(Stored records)
----------

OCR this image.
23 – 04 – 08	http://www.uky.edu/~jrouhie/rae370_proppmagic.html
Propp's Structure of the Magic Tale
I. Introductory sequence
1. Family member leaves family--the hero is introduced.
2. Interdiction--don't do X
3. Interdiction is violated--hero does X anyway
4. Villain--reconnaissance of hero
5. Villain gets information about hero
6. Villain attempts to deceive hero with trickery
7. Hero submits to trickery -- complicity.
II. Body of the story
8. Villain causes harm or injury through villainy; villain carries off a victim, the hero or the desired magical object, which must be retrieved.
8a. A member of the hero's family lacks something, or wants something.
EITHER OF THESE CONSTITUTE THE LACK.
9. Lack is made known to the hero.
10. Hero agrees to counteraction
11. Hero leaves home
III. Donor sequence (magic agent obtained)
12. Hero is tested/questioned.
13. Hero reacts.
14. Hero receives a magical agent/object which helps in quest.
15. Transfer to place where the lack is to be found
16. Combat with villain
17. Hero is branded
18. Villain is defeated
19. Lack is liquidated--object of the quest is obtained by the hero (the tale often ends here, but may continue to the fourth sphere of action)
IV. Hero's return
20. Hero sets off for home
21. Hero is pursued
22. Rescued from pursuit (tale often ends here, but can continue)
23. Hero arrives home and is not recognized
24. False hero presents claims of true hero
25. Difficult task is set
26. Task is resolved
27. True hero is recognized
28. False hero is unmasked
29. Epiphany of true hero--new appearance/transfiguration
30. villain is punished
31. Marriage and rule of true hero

----------

-- Objective --
Each line above must be reproduced exactly as it stands.

-- Output for this exercise --
OCR this image.
23 – 04 – 08	http://www.uky.edu/~jrouhie/rae370_proppmagic.html
Propp's Structure of the Magic Tale
I. Introductory sequence
1. Family member leaves family--the hero is introduced.
2. Interdiction--don't do X
3. Interdiction is violated--hero does X anyway
4. Villain--reconnaissance of hero
5. Villain gets information about hero
6. Villain attempts to deceive hero with trickery
7. Hero submits to trickery -- complicity.
II. Body of the story
8. Villain causes harm or injury through villainy; villain carries off a victim, the hero or the desired magical object, which must be retrieved.
8a. A member of the hero's family lacks something, or wants something.
EITHER OF THESE CONSTITUTE THE LACK.
9. Lack is made known to the hero.
10. Hero agrees to counteraction
11. Hero leaves home
III. Donor sequence (magic agent obtained)
12. Hero is tested/questioned.
13. Hero reacts.
14. Hero receives a magical agent/object which helps in quest.
15. Transfer to place where the lack is to be found
16. Combat with villain
17. Hero is branded
18. Villain is defeated
19. Lack is liquidated--object of the quest is obtained by the hero (the tale often ends here, but may continue to the fourth sphere of action)
IV. Hero's return
20. Hero sets off for home
21. Hero is pursued
22. Rescued from pursuit (tale often ends here, but can continue)
23. Hero arrives home and is not recognized
24. False hero presents claims of true hero
25. Difficult task is set
26. Task is resolved
27. True hero is recognized
28. False hero is unmasked
29. Epiphany of true hero--new appearance/transfiguration
30. villain is punished
31. Marriage and rule of true hero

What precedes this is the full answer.